======== TASK MATERIAL
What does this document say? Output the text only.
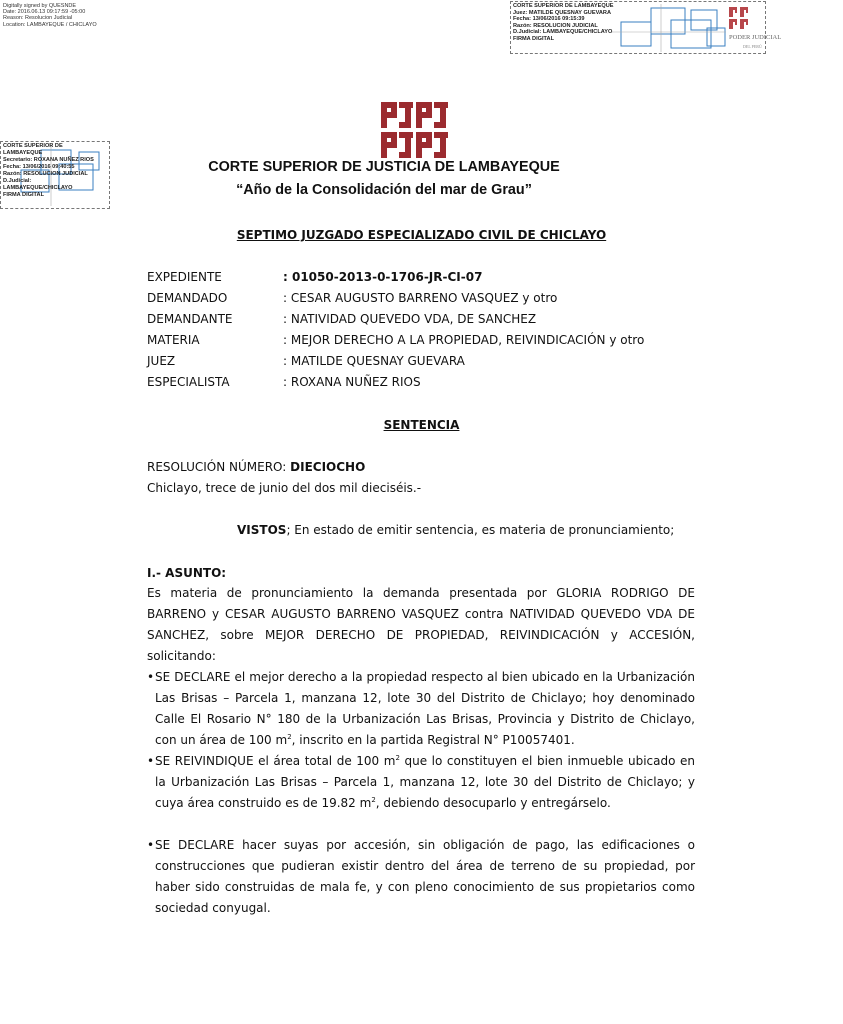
Digitally signed by QUESNDE
Date: 2016.06.13 09:17:59 -05:00
Reason: Resolucion Judicial
Location: LAMBAYEQUE / CHICLAYO
CORTE SUPERIOR DE LAMBAYEQUE
Juez: MATILDE QUESNAY GUEVARA
Fecha: 13/06/2016 09:15:39
Razón: RESOLUCION JUDICIAL
D.Judicial: LAMBAYEQUE/CHICLAYO
FIRMA DIGITAL	PODER JUDICIAL
DEL PERÚ
CORTE SUPERIOR DE
LAMBAYEQUE
Secretario: ROXANA NUÑEZ RIOS
Fecha: 13/06/2016 09:40:55
Razón: RESOLUCION JUDICIAL
D.Judicial:
LAMBAYEQUE/CHICLAYO
FIRMA DIGITAL
CORTE SUPERIOR DE JUSTICIA DE LAMBAYEQUE
“Año de la Consolidación del mar de Grau”
SEPTIMO JUZGADO ESPECIALIZADO CIVIL DE CHICLAYO
EXPEDIENTE	: 01050-2013-0-1706-JR-CI-07
DEMANDADO	: CESAR AUGUSTO BARRENO VASQUEZ y otro
DEMANDANTE	: NATIVIDAD QUEVEDO VDA, DE SANCHEZ
MATERIA	: MEJOR DERECHO A LA PROPIEDAD, REIVINDICACIÓN y otro
JUEZ	: MATILDE QUESNAY GUEVARA
ESPECIALISTA	: ROXANA NUÑEZ RIOS
SENTENCIA
RESOLUCIÓN NÚMERO: DIECIOCHO
Chiclayo, trece de junio del dos mil dieciséis.-
VISTOS; En estado de emitir sentencia, es materia de pronunciamiento;
I.- ASUNTO:
Es materia de pronunciamiento la demanda presentada por GLORIA RODRIGO DE BARRENO y CESAR AUGUSTO BARRENO VASQUEZ contra NATIVIDAD QUEVEDO VDA DE SANCHEZ, sobre MEJOR DERECHO DE PROPIEDAD, REIVINDICACIÓN y ACCESIÓN, solicitando:
• SE DECLARE el mejor derecho a la propiedad respecto al bien ubicado en la Urbanización Las Brisas – Parcela 1, manzana 12, lote 30 del Distrito de Chiclayo; hoy denominado Calle El Rosario N° 180 de la Urbanización Las Brisas, Provincia y Distrito de Chiclayo, con un área de 100 $m^2$, inscrito en la partida Registral N° P10057401.
• SE REIVINDIQUE el área total de 100 $m^2$ que lo constituyen el bien inmueble ubicado en la Urbanización Las Brisas – Parcela 1, manzana 12, lote 30 del Distrito de Chiclayo; y cuya área construido es de 19.82 $m^2$, debiendo desocuparlo y entregárselo.
• SE DECLARE hacer suyas por accesión, sin obligación de pago, las edificaciones o construcciones que pudieran existir dentro del área de terreno de su propiedad, por haber sido construidas de mala fe, y con pleno conocimiento de sus propietarios como sociedad conyugal.
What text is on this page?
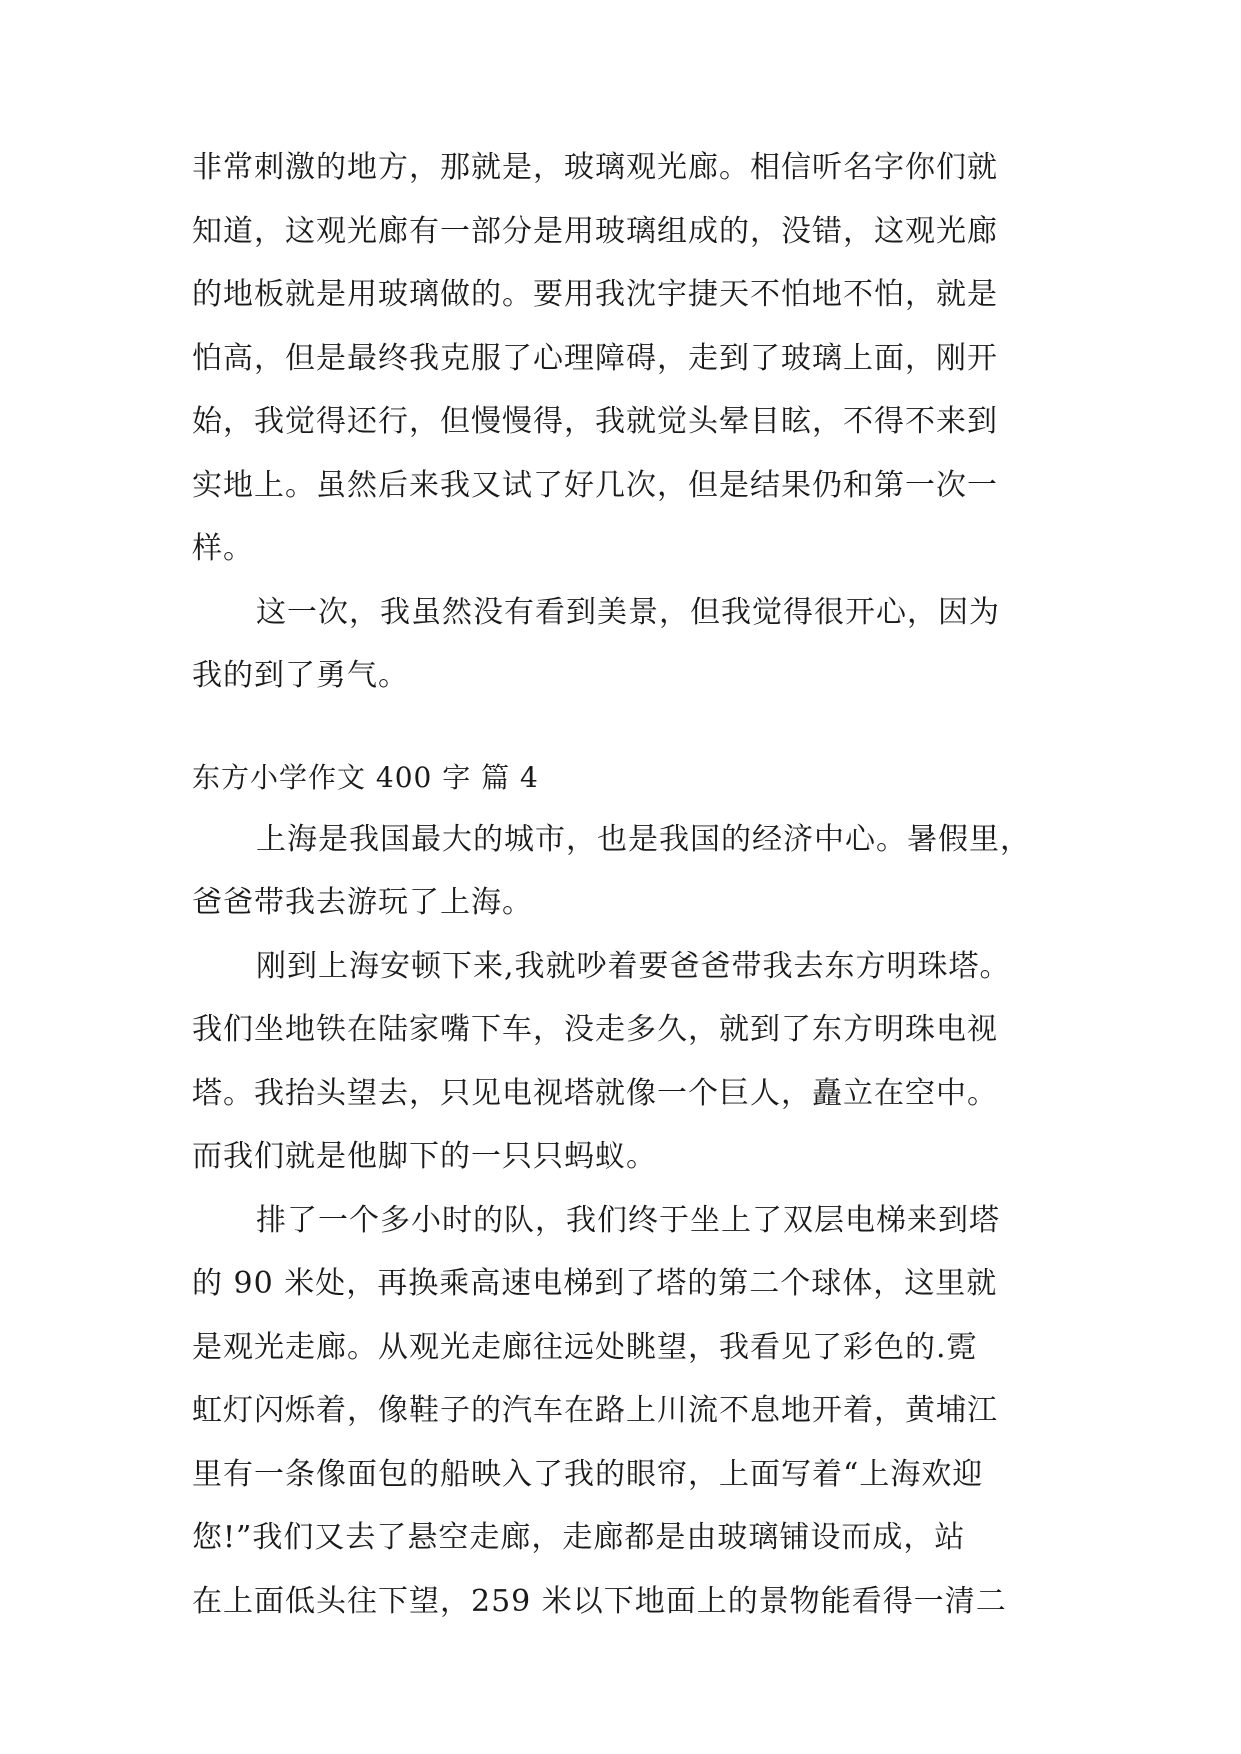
非常刺激的地方，那就是，玻璃观光廊。相信听名字你们就
知道，这观光廊有一部分是用玻璃组成的，没错，这观光廊
的地板就是用玻璃做的。要用我沈宇捷天不怕地不怕，就是
怕高，但是最终我克服了心理障碍，走到了玻璃上面，刚开
始，我觉得还行，但慢慢得，我就觉头晕目眩，不得不来到
实地上。虽然后来我又试了好几次，但是结果仍和第一次一
样。
这一次，我虽然没有看到美景，但我觉得很开心，因为
我的到了勇气。
东方小学作文 400 字 篇 4
上海是我国最大的城市，也是我国的经济中心。暑假里，
爸爸带我去游玩了上海。
刚到上海安顿下来,我就吵着要爸爸带我去东方明珠塔。
我们坐地铁在陆家嘴下车，没走多久，就到了东方明珠电视
塔。我抬头望去，只见电视塔就像一个巨人，矗立在空中。
而我们就是他脚下的一只只蚂蚁。
排了一个多小时的队，我们终于坐上了双层电梯来到塔
的 90 米处，再换乘高速电梯到了塔的第二个球体，这里就
是观光走廊。从观光走廊往远处眺望，我看见了彩色的.霓
虹灯闪烁着，像鞋子的汽车在路上川流不息地开着，黄埔江
里有一条像面包的船映入了我的眼帘，上面写着“上海欢迎
您!”我们又去了悬空走廊，走廊都是由玻璃铺设而成，站
在上面低头往下望，259 米以下地面上的景物能看得一清二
================
**INSTRUCTIONS FOR THE TASK:** Output exactly the lines from the one containing "What text is on this page?" through the last line of the records above, both included, leaving out any pictures.

**ANSWER TO THIS TASK:**
What text is on this page?
非常刺激的地方，那就是，玻璃观光廊。相信听名字你们就
知道，这观光廊有一部分是用玻璃组成的，没错，这观光廊
的地板就是用玻璃做的。要用我沈宇捷天不怕地不怕，就是
怕高，但是最终我克服了心理障碍，走到了玻璃上面，刚开
始，我觉得还行，但慢慢得，我就觉头晕目眩，不得不来到
实地上。虽然后来我又试了好几次，但是结果仍和第一次一
样。
这一次，我虽然没有看到美景，但我觉得很开心，因为
我的到了勇气。
东方小学作文 400 字 篇 4
上海是我国最大的城市，也是我国的经济中心。暑假里，
爸爸带我去游玩了上海。
刚到上海安顿下来,我就吵着要爸爸带我去东方明珠塔。
我们坐地铁在陆家嘴下车，没走多久，就到了东方明珠电视
塔。我抬头望去，只见电视塔就像一个巨人，矗立在空中。
而我们就是他脚下的一只只蚂蚁。
排了一个多小时的队，我们终于坐上了双层电梯来到塔
的 90 米处，再换乘高速电梯到了塔的第二个球体，这里就
是观光走廊。从观光走廊往远处眺望，我看见了彩色的.霓
虹灯闪烁着，像鞋子的汽车在路上川流不息地开着，黄埔江
里有一条像面包的船映入了我的眼帘，上面写着“上海欢迎
您!”我们又去了悬空走廊，走廊都是由玻璃铺设而成，站
在上面低头往下望，259 米以下地面上的景物能看得一清二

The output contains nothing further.